──────── GIVEN RECORDS ────────
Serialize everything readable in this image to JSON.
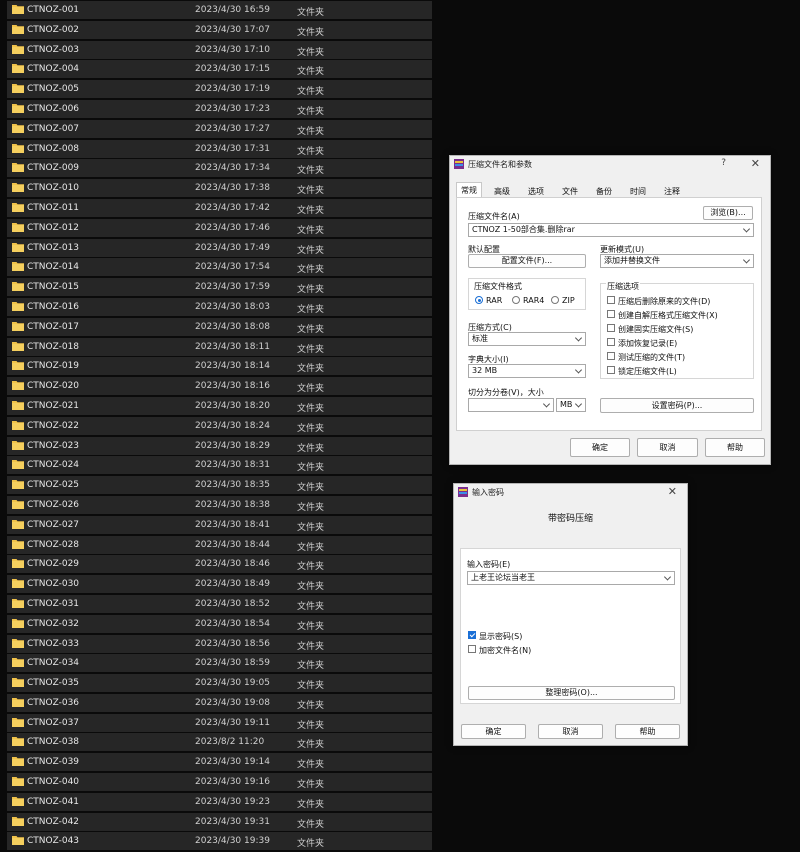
{
  "colors": {
    "folder": "#f0c24a",
    "accent": "#1a6fd6",
    "row_bg": "#262626"
  },
  "files": [
    {
      "name": "CTNOZ-001",
      "date": "2023/4/30 16:59",
      "type": "文件夹"
    },
    {
      "name": "CTNOZ-002",
      "date": "2023/4/30 17:07",
      "type": "文件夹"
    },
    {
      "name": "CTNOZ-003",
      "date": "2023/4/30 17:10",
      "type": "文件夹"
    },
    {
      "name": "CTNOZ-004",
      "date": "2023/4/30 17:15",
      "type": "文件夹"
    },
    {
      "name": "CTNOZ-005",
      "date": "2023/4/30 17:19",
      "type": "文件夹"
    },
    {
      "name": "CTNOZ-006",
      "date": "2023/4/30 17:23",
      "type": "文件夹"
    },
    {
      "name": "CTNOZ-007",
      "date": "2023/4/30 17:27",
      "type": "文件夹"
    },
    {
      "name": "CTNOZ-008",
      "date": "2023/4/30 17:31",
      "type": "文件夹"
    },
    {
      "name": "CTNOZ-009",
      "date": "2023/4/30 17:34",
      "type": "文件夹"
    },
    {
      "name": "CTNOZ-010",
      "date": "2023/4/30 17:38",
      "type": "文件夹"
    },
    {
      "name": "CTNOZ-011",
      "date": "2023/4/30 17:42",
      "type": "文件夹"
    },
    {
      "name": "CTNOZ-012",
      "date": "2023/4/30 17:46",
      "type": "文件夹"
    },
    {
      "name": "CTNOZ-013",
      "date": "2023/4/30 17:49",
      "type": "文件夹"
    },
    {
      "name": "CTNOZ-014",
      "date": "2023/4/30 17:54",
      "type": "文件夹"
    },
    {
      "name": "CTNOZ-015",
      "date": "2023/4/30 17:59",
      "type": "文件夹"
    },
    {
      "name": "CTNOZ-016",
      "date": "2023/4/30 18:03",
      "type": "文件夹"
    },
    {
      "name": "CTNOZ-017",
      "date": "2023/4/30 18:08",
      "type": "文件夹"
    },
    {
      "name": "CTNOZ-018",
      "date": "2023/4/30 18:11",
      "type": "文件夹"
    },
    {
      "name": "CTNOZ-019",
      "date": "2023/4/30 18:14",
      "type": "文件夹"
    },
    {
      "name": "CTNOZ-020",
      "date": "2023/4/30 18:16",
      "type": "文件夹"
    },
    {
      "name": "CTNOZ-021",
      "date": "2023/4/30 18:20",
      "type": "文件夹"
    },
    {
      "name": "CTNOZ-022",
      "date": "2023/4/30 18:24",
      "type": "文件夹"
    },
    {
      "name": "CTNOZ-023",
      "date": "2023/4/30 18:29",
      "type": "文件夹"
    },
    {
      "name": "CTNOZ-024",
      "date": "2023/4/30 18:31",
      "type": "文件夹"
    },
    {
      "name": "CTNOZ-025",
      "date": "2023/4/30 18:35",
      "type": "文件夹"
    },
    {
      "name": "CTNOZ-026",
      "date": "2023/4/30 18:38",
      "type": "文件夹"
    },
    {
      "name": "CTNOZ-027",
      "date": "2023/4/30 18:41",
      "type": "文件夹"
    },
    {
      "name": "CTNOZ-028",
      "date": "2023/4/30 18:44",
      "type": "文件夹"
    },
    {
      "name": "CTNOZ-029",
      "date": "2023/4/30 18:46",
      "type": "文件夹"
    },
    {
      "name": "CTNOZ-030",
      "date": "2023/4/30 18:49",
      "type": "文件夹"
    },
    {
      "name": "CTNOZ-031",
      "date": "2023/4/30 18:52",
      "type": "文件夹"
    },
    {
      "name": "CTNOZ-032",
      "date": "2023/4/30 18:54",
      "type": "文件夹"
    },
    {
      "name": "CTNOZ-033",
      "date": "2023/4/30 18:56",
      "type": "文件夹"
    },
    {
      "name": "CTNOZ-034",
      "date": "2023/4/30 18:59",
      "type": "文件夹"
    },
    {
      "name": "CTNOZ-035",
      "date": "2023/4/30 19:05",
      "type": "文件夹"
    },
    {
      "name": "CTNOZ-036",
      "date": "2023/4/30 19:08",
      "type": "文件夹"
    },
    {
      "name": "CTNOZ-037",
      "date": "2023/4/30 19:11",
      "type": "文件夹"
    },
    {
      "name": "CTNOZ-038",
      "date": "2023/8/2 11:20",
      "type": "文件夹"
    },
    {
      "name": "CTNOZ-039",
      "date": "2023/4/30 19:14",
      "type": "文件夹"
    },
    {
      "name": "CTNOZ-040",
      "date": "2023/4/30 19:16",
      "type": "文件夹"
    },
    {
      "name": "CTNOZ-041",
      "date": "2023/4/30 19:23",
      "type": "文件夹"
    },
    {
      "name": "CTNOZ-042",
      "date": "2023/4/30 19:31",
      "type": "文件夹"
    },
    {
      "name": "CTNOZ-043",
      "date": "2023/4/30 19:39",
      "type": "文件夹"
    }
  ],
  "archive_dialog": {
    "title": "压缩文件名和参数",
    "help_q": "?",
    "close": "✕",
    "tabs": [
      "常规",
      "高级",
      "选项",
      "文件",
      "备份",
      "时间",
      "注释"
    ],
    "archive_name_label": "压缩文件名(A)",
    "browse": "浏览(B)...",
    "archive_name_value": "CTNOZ 1-50部合集.删除rar",
    "profile_label": "默认配置",
    "profile_button": "配置文件(F)...",
    "update_mode_label": "更新模式(U)",
    "update_mode_value": "添加并替换文件",
    "format_group": "压缩文件格式",
    "formats": [
      "RAR",
      "RAR4",
      "ZIP"
    ],
    "method_label": "压缩方式(C)",
    "method_value": "标准",
    "dict_label": "字典大小(I)",
    "dict_value": "32 MB",
    "split_label": "切分为分卷(V)，大小",
    "split_unit": "MB",
    "options_group": "压缩选项",
    "options": [
      "压缩后删除原来的文件(D)",
      "创建自解压格式压缩文件(X)",
      "创建固实压缩文件(S)",
      "添加恢复记录(E)",
      "测试压缩的文件(T)",
      "锁定压缩文件(L)"
    ],
    "set_password": "设置密码(P)...",
    "ok": "确定",
    "cancel": "取消",
    "help": "帮助"
  },
  "password_dialog": {
    "title": "输入密码",
    "close": "✕",
    "heading": "带密码压缩",
    "enter_label": "输入密码(E)",
    "password_value": "上老王论坛当老王",
    "show_password": "显示密码(S)",
    "encrypt_names": "加密文件名(N)",
    "organize": "整理密码(O)...",
    "ok": "确定",
    "cancel": "取消",
    "help": "帮助"
  }
}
────────
*EXERCISE DETAILS*
Transcribe all entries above exactly. Drop the pictures.

*REPLY*
Serialize everything readable in this image to JSON.
{
  "colors": {
    "folder": "#f0c24a",
    "accent": "#1a6fd6",
    "row_bg": "#262626"
  },
  "files": [
    {
      "name": "CTNOZ-001",
      "date": "2023/4/30 16:59",
      "type": "文件夹"
    },
    {
      "name": "CTNOZ-002",
      "date": "2023/4/30 17:07",
      "type": "文件夹"
    },
    {
      "name": "CTNOZ-003",
      "date": "2023/4/30 17:10",
      "type": "文件夹"
    },
    {
      "name": "CTNOZ-004",
      "date": "2023/4/30 17:15",
      "type": "文件夹"
    },
    {
      "name": "CTNOZ-005",
      "date": "2023/4/30 17:19",
      "type": "文件夹"
    },
    {
      "name": "CTNOZ-006",
      "date": "2023/4/30 17:23",
      "type": "文件夹"
    },
    {
      "name": "CTNOZ-007",
      "date": "2023/4/30 17:27",
      "type": "文件夹"
    },
    {
      "name": "CTNOZ-008",
      "date": "2023/4/30 17:31",
      "type": "文件夹"
    },
    {
      "name": "CTNOZ-009",
      "date": "2023/4/30 17:34",
      "type": "文件夹"
    },
    {
      "name": "CTNOZ-010",
      "date": "2023/4/30 17:38",
      "type": "文件夹"
    },
    {
      "name": "CTNOZ-011",
      "date": "2023/4/30 17:42",
      "type": "文件夹"
    },
    {
      "name": "CTNOZ-012",
      "date": "2023/4/30 17:46",
      "type": "文件夹"
    },
    {
      "name": "CTNOZ-013",
      "date": "2023/4/30 17:49",
      "type": "文件夹"
    },
    {
      "name": "CTNOZ-014",
      "date": "2023/4/30 17:54",
      "type": "文件夹"
    },
    {
      "name": "CTNOZ-015",
      "date": "2023/4/30 17:59",
      "type": "文件夹"
    },
    {
      "name": "CTNOZ-016",
      "date": "2023/4/30 18:03",
      "type": "文件夹"
    },
    {
      "name": "CTNOZ-017",
      "date": "2023/4/30 18:08",
      "type": "文件夹"
    },
    {
      "name": "CTNOZ-018",
      "date": "2023/4/30 18:11",
      "type": "文件夹"
    },
    {
      "name": "CTNOZ-019",
      "date": "2023/4/30 18:14",
      "type": "文件夹"
    },
    {
      "name": "CTNOZ-020",
      "date": "2023/4/30 18:16",
      "type": "文件夹"
    },
    {
      "name": "CTNOZ-021",
      "date": "2023/4/30 18:20",
      "type": "文件夹"
    },
    {
      "name": "CTNOZ-022",
      "date": "2023/4/30 18:24",
      "type": "文件夹"
    },
    {
      "name": "CTNOZ-023",
      "date": "2023/4/30 18:29",
      "type": "文件夹"
    },
    {
      "name": "CTNOZ-024",
      "date": "2023/4/30 18:31",
      "type": "文件夹"
    },
    {
      "name": "CTNOZ-025",
      "date": "2023/4/30 18:35",
      "type": "文件夹"
    },
    {
      "name": "CTNOZ-026",
      "date": "2023/4/30 18:38",
      "type": "文件夹"
    },
    {
      "name": "CTNOZ-027",
      "date": "2023/4/30 18:41",
      "type": "文件夹"
    },
    {
      "name": "CTNOZ-028",
      "date": "2023/4/30 18:44",
      "type": "文件夹"
    },
    {
      "name": "CTNOZ-029",
      "date": "2023/4/30 18:46",
      "type": "文件夹"
    },
    {
      "name": "CTNOZ-030",
      "date": "2023/4/30 18:49",
      "type": "文件夹"
    },
    {
      "name": "CTNOZ-031",
      "date": "2023/4/30 18:52",
      "type": "文件夹"
    },
    {
      "name": "CTNOZ-032",
      "date": "2023/4/30 18:54",
      "type": "文件夹"
    },
    {
      "name": "CTNOZ-033",
      "date": "2023/4/30 18:56",
      "type": "文件夹"
    },
    {
      "name": "CTNOZ-034",
      "date": "2023/4/30 18:59",
      "type": "文件夹"
    },
    {
      "name": "CTNOZ-035",
      "date": "2023/4/30 19:05",
      "type": "文件夹"
    },
    {
      "name": "CTNOZ-036",
      "date": "2023/4/30 19:08",
      "type": "文件夹"
    },
    {
      "name": "CTNOZ-037",
      "date": "2023/4/30 19:11",
      "type": "文件夹"
    },
    {
      "name": "CTNOZ-038",
      "date": "2023/8/2 11:20",
      "type": "文件夹"
    },
    {
      "name": "CTNOZ-039",
      "date": "2023/4/30 19:14",
      "type": "文件夹"
    },
    {
      "name": "CTNOZ-040",
      "date": "2023/4/30 19:16",
      "type": "文件夹"
    },
    {
      "name": "CTNOZ-041",
      "date": "2023/4/30 19:23",
      "type": "文件夹"
    },
    {
      "name": "CTNOZ-042",
      "date": "2023/4/30 19:31",
      "type": "文件夹"
    },
    {
      "name": "CTNOZ-043",
      "date": "2023/4/30 19:39",
      "type": "文件夹"
    }
  ],
  "archive_dialog": {
    "title": "压缩文件名和参数",
    "help_q": "?",
    "close": "✕",
    "tabs": [
      "常规",
      "高级",
      "选项",
      "文件",
      "备份",
      "时间",
      "注释"
    ],
    "archive_name_label": "压缩文件名(A)",
    "browse": "浏览(B)...",
    "archive_name_value": "CTNOZ 1-50部合集.删除rar",
    "profile_label": "默认配置",
    "profile_button": "配置文件(F)...",
    "update_mode_label": "更新模式(U)",
    "update_mode_value": "添加并替换文件",
    "format_group": "压缩文件格式",
    "formats": [
      "RAR",
      "RAR4",
      "ZIP"
    ],
    "method_label": "压缩方式(C)",
    "method_value": "标准",
    "dict_label": "字典大小(I)",
    "dict_value": "32 MB",
    "split_label": "切分为分卷(V)，大小",
    "split_unit": "MB",
    "options_group": "压缩选项",
    "options": [
      "压缩后删除原来的文件(D)",
      "创建自解压格式压缩文件(X)",
      "创建固实压缩文件(S)",
      "添加恢复记录(E)",
      "测试压缩的文件(T)",
      "锁定压缩文件(L)"
    ],
    "set_password": "设置密码(P)...",
    "ok": "确定",
    "cancel": "取消",
    "help": "帮助"
  },
  "password_dialog": {
    "title": "输入密码",
    "close": "✕",
    "heading": "带密码压缩",
    "enter_label": "输入密码(E)",
    "password_value": "上老王论坛当老王",
    "show_password": "显示密码(S)",
    "encrypt_names": "加密文件名(N)",
    "organize": "整理密码(O)...",
    "ok": "确定",
    "cancel": "取消",
    "help": "帮助"
  }
}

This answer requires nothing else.